▸ DO THIS: Every line that contains the word "JSON" should be copied.

═════ DATA SHOWN

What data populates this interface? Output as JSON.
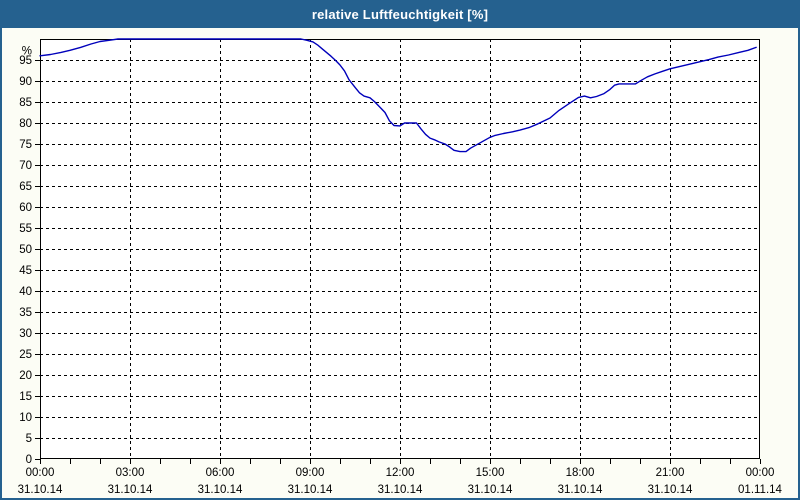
{
  "window": {
    "title": "relative Luftfeuchtigkeit [%]",
    "title_bar_color": "#25618F",
    "title_text_color": "#FFFFFF",
    "border_color": "#25618F",
    "background_color": "#FCFDF5",
    "plot_background_color": "#FFFFFF"
  },
  "chart_data": {
    "type": "line",
    "title": "relative Luftfeuchtigkeit [%]",
    "ylabel": "%",
    "xlabel": "",
    "ylim": [
      0,
      100
    ],
    "yticks": [
      0,
      5,
      10,
      15,
      20,
      25,
      30,
      35,
      40,
      45,
      50,
      55,
      60,
      65,
      70,
      75,
      80,
      85,
      90,
      95
    ],
    "percent_label": "%",
    "x_range_hours": [
      0,
      24
    ],
    "x_minor_tick_every_hours": 1,
    "x_major_ticks": [
      {
        "hour": 0,
        "time": "00:00",
        "date": "31.10.14"
      },
      {
        "hour": 3,
        "time": "03:00",
        "date": "31.10.14"
      },
      {
        "hour": 6,
        "time": "06:00",
        "date": "31.10.14"
      },
      {
        "hour": 9,
        "time": "09:00",
        "date": "31.10.14"
      },
      {
        "hour": 12,
        "time": "12:00",
        "date": "31.10.14"
      },
      {
        "hour": 15,
        "time": "15:00",
        "date": "31.10.14"
      },
      {
        "hour": 18,
        "time": "18:00",
        "date": "31.10.14"
      },
      {
        "hour": 21,
        "time": "21:00",
        "date": "31.10.14"
      },
      {
        "hour": 24,
        "time": "00:00",
        "date": "01.11.14"
      }
    ],
    "grid": "dashed",
    "grid_color": "#000000",
    "axis_color": "#000000",
    "legend": "none",
    "line_color": "#0000BB",
    "series": [
      {
        "name": "relative Luftfeuchtigkeit",
        "points": [
          [
            0,
            96.0
          ],
          [
            0.35,
            96.3
          ],
          [
            0.7,
            96.8
          ],
          [
            1.0,
            97.3
          ],
          [
            1.35,
            98.0
          ],
          [
            1.7,
            98.8
          ],
          [
            2.0,
            99.4
          ],
          [
            2.3,
            99.7
          ],
          [
            2.6,
            100
          ],
          [
            8.7,
            100
          ],
          [
            8.9,
            99.7
          ],
          [
            9.1,
            99.3
          ],
          [
            9.25,
            98.6
          ],
          [
            9.4,
            97.7
          ],
          [
            9.55,
            96.8
          ],
          [
            9.7,
            95.9
          ],
          [
            9.85,
            94.9
          ],
          [
            10.0,
            93.8
          ],
          [
            10.15,
            92.4
          ],
          [
            10.3,
            90.3
          ],
          [
            10.5,
            88.5
          ],
          [
            10.65,
            87.2
          ],
          [
            10.8,
            86.4
          ],
          [
            11.0,
            86.0
          ],
          [
            11.15,
            85.1
          ],
          [
            11.3,
            84.0
          ],
          [
            11.5,
            82.5
          ],
          [
            11.65,
            80.5
          ],
          [
            11.8,
            79.4
          ],
          [
            12.0,
            79.3
          ],
          [
            12.15,
            80.0
          ],
          [
            12.55,
            80.0
          ],
          [
            12.7,
            78.6
          ],
          [
            12.85,
            77.3
          ],
          [
            13.0,
            76.4
          ],
          [
            13.15,
            76.0
          ],
          [
            13.3,
            75.5
          ],
          [
            13.5,
            75.0
          ],
          [
            13.65,
            74.3
          ],
          [
            13.8,
            73.5
          ],
          [
            14.0,
            73.2
          ],
          [
            14.2,
            73.2
          ],
          [
            14.35,
            74.0
          ],
          [
            14.5,
            74.6
          ],
          [
            14.65,
            75.2
          ],
          [
            15.0,
            76.6
          ],
          [
            15.15,
            77.0
          ],
          [
            15.45,
            77.5
          ],
          [
            15.75,
            77.9
          ],
          [
            16.0,
            78.3
          ],
          [
            16.3,
            78.9
          ],
          [
            16.6,
            79.8
          ],
          [
            17.0,
            81.2
          ],
          [
            17.3,
            83.0
          ],
          [
            17.65,
            84.7
          ],
          [
            17.95,
            86.1
          ],
          [
            18.15,
            86.4
          ],
          [
            18.35,
            86.0
          ],
          [
            18.55,
            86.3
          ],
          [
            18.8,
            87.0
          ],
          [
            19.0,
            88.0
          ],
          [
            19.15,
            89.0
          ],
          [
            19.3,
            89.3
          ],
          [
            19.85,
            89.3
          ],
          [
            20.05,
            90.2
          ],
          [
            20.25,
            91.0
          ],
          [
            20.5,
            91.7
          ],
          [
            20.75,
            92.3
          ],
          [
            21.0,
            92.9
          ],
          [
            21.3,
            93.4
          ],
          [
            21.6,
            93.9
          ],
          [
            21.95,
            94.5
          ],
          [
            22.3,
            95.1
          ],
          [
            22.6,
            95.7
          ],
          [
            22.95,
            96.2
          ],
          [
            23.3,
            96.8
          ],
          [
            23.6,
            97.3
          ],
          [
            23.87,
            98.0
          ]
        ]
      }
    ]
  }
}
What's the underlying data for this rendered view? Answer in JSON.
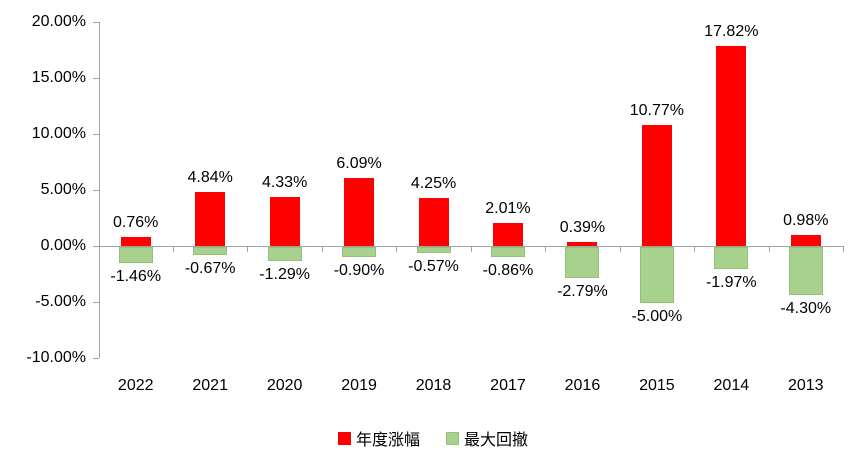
{
  "chart_data": {
    "type": "bar",
    "categories": [
      "2022",
      "2021",
      "2020",
      "2019",
      "2018",
      "2017",
      "2016",
      "2015",
      "2014",
      "2013"
    ],
    "series": [
      {
        "name": "年度涨幅",
        "color": "#ff0000",
        "border_color": "#ff0000",
        "values": [
          0.76,
          4.84,
          4.33,
          6.09,
          4.25,
          2.01,
          0.39,
          10.77,
          17.82,
          0.98
        ],
        "labels": [
          "0.76%",
          "4.84%",
          "4.33%",
          "6.09%",
          "4.25%",
          "2.01%",
          "0.39%",
          "10.77%",
          "17.82%",
          "0.98%"
        ]
      },
      {
        "name": "最大回撤",
        "color": "#a9d18e",
        "border_color": "#93c178",
        "values": [
          -1.46,
          -0.67,
          -1.29,
          -0.9,
          -0.57,
          -0.86,
          -2.79,
          -5.0,
          -1.97,
          -4.3
        ],
        "labels": [
          "-1.46%",
          "-0.67%",
          "-1.29%",
          "-0.90%",
          "-0.57%",
          "-0.86%",
          "-2.79%",
          "-5.00%",
          "-1.97%",
          "-4.30%"
        ]
      }
    ],
    "y_axis": {
      "min": -10,
      "max": 20,
      "ticks": [
        {
          "value": 20,
          "label": "20.00%"
        },
        {
          "value": 15,
          "label": "15.00%"
        },
        {
          "value": 10,
          "label": "10.00%"
        },
        {
          "value": 5,
          "label": "5.00%"
        },
        {
          "value": 0,
          "label": "0.00%"
        },
        {
          "value": -5,
          "label": "-5.00%"
        },
        {
          "value": -10,
          "label": "-10.00%"
        }
      ]
    },
    "legend_position": "bottom",
    "grid": false,
    "axis_color": "#a3a3a3",
    "title": "",
    "xlabel": "",
    "ylabel": ""
  }
}
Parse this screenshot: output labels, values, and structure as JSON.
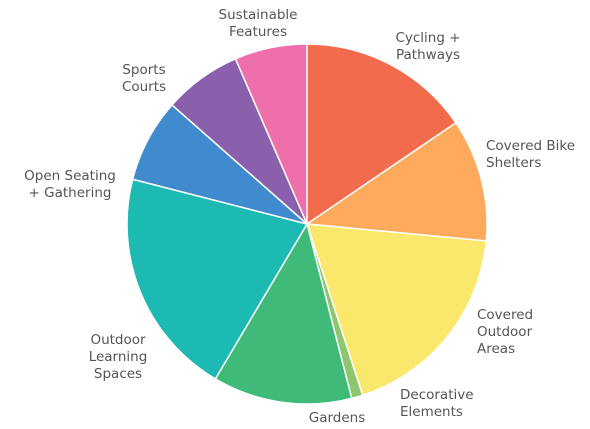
{
  "chart_data": {
    "type": "pie",
    "start_angle_deg": 0,
    "direction": "clockwise",
    "slices": [
      {
        "label": [
          "Cycling +",
          "Pathways"
        ],
        "value": 15.5,
        "color": "#f26b4d"
      },
      {
        "label": [
          "Covered Bike",
          "Shelters"
        ],
        "value": 11.0,
        "color": "#fdaa5c"
      },
      {
        "label": [
          "Covered",
          "Outdoor",
          "Areas"
        ],
        "value": 18.5,
        "color": "#f9e86b"
      },
      {
        "label": [
          "Decorative",
          "Elements"
        ],
        "value": 1.0,
        "color": "#8dc66f"
      },
      {
        "label": [
          "Gardens"
        ],
        "value": 12.5,
        "color": "#3fba78"
      },
      {
        "label": [
          "Outdoor",
          "Learning",
          "Spaces"
        ],
        "value": 20.5,
        "color": "#1dbab4"
      },
      {
        "label": [
          "Open Seating",
          "+ Gathering"
        ],
        "value": 7.5,
        "color": "#3f8bcd"
      },
      {
        "label": [
          "Sports",
          "Courts"
        ],
        "value": 7.0,
        "color": "#8a5fab"
      },
      {
        "label": [
          "Sustainable",
          "Features"
        ],
        "value": 6.5,
        "color": "#ee6faa"
      }
    ],
    "legend": "none"
  }
}
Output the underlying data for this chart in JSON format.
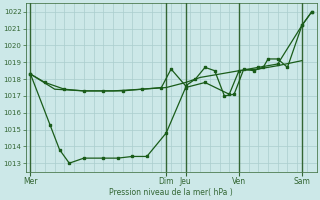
{
  "xlabel": "Pression niveau de la mer( hPa )",
  "background_color": "#cce8e8",
  "grid_color": "#aacece",
  "line_color": "#1a5c1a",
  "sep_color": "#336633",
  "ylim": [
    1012.5,
    1022.5
  ],
  "yticks": [
    1013,
    1014,
    1015,
    1016,
    1017,
    1018,
    1019,
    1020,
    1021,
    1022
  ],
  "xlim": [
    0,
    30
  ],
  "day_labels": [
    "Mer",
    "Dim",
    "Jeu",
    "Ven",
    "Sam"
  ],
  "day_positions": [
    0.5,
    14.5,
    16.5,
    22.0,
    28.5
  ],
  "line1_x": [
    0.5,
    2.0,
    4.0,
    6.0,
    8.0,
    10.0,
    12.0,
    14.0,
    15.0,
    16.5,
    17.5,
    18.5,
    19.5,
    20.5,
    21.5,
    22.5,
    23.5,
    24.5,
    25.0,
    26.0,
    27.0,
    28.5,
    29.5
  ],
  "line1_y": [
    1018.3,
    1017.8,
    1017.4,
    1017.3,
    1017.3,
    1017.3,
    1017.4,
    1017.5,
    1018.6,
    1017.6,
    1018.0,
    1018.7,
    1018.5,
    1017.0,
    1017.1,
    1018.6,
    1018.5,
    1018.7,
    1019.2,
    1019.2,
    1018.7,
    1021.2,
    1022.0
  ],
  "line2_x": [
    0.5,
    3.0,
    6.0,
    9.0,
    12.0,
    14.5,
    16.5,
    18.0,
    20.0,
    22.0,
    24.0,
    26.0,
    28.5
  ],
  "line2_y": [
    1018.3,
    1017.4,
    1017.3,
    1017.3,
    1017.4,
    1017.5,
    1017.8,
    1018.1,
    1018.3,
    1018.5,
    1018.6,
    1018.8,
    1019.1
  ],
  "line3_x": [
    0.5,
    2.5,
    3.5,
    4.5,
    6.0,
    8.0,
    9.5,
    11.0,
    12.5,
    14.5,
    16.5,
    18.5,
    21.0,
    22.0,
    24.0,
    26.0,
    28.5,
    29.5
  ],
  "line3_y": [
    1018.3,
    1015.3,
    1013.8,
    1013.0,
    1013.3,
    1013.3,
    1013.3,
    1013.4,
    1013.4,
    1014.8,
    1017.5,
    1017.8,
    1017.1,
    1018.5,
    1018.7,
    1018.9,
    1021.2,
    1022.0
  ],
  "line1_markers_x": [
    0.5,
    14.0,
    15.0,
    16.5,
    17.5,
    18.5,
    19.5,
    20.5,
    21.5,
    22.5,
    23.5,
    24.5,
    25.0,
    26.0,
    27.0,
    28.5,
    29.5
  ],
  "line3_markers_x": [
    0.5,
    2.5,
    3.5,
    4.5,
    6.0,
    8.0,
    9.5,
    11.0,
    12.5,
    14.5,
    16.5,
    18.5,
    21.0,
    22.0,
    24.0,
    26.0,
    28.5,
    29.5
  ]
}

══════════

▸ RESPONSE TO THE TASK:
What data populates this interface? Output as JSON.
What's the underlying data for this rendered view? Answer in JSON.
Parse this screenshot: output labels, values, and structure as JSON.
Output the underlying data for this chart in JSON format.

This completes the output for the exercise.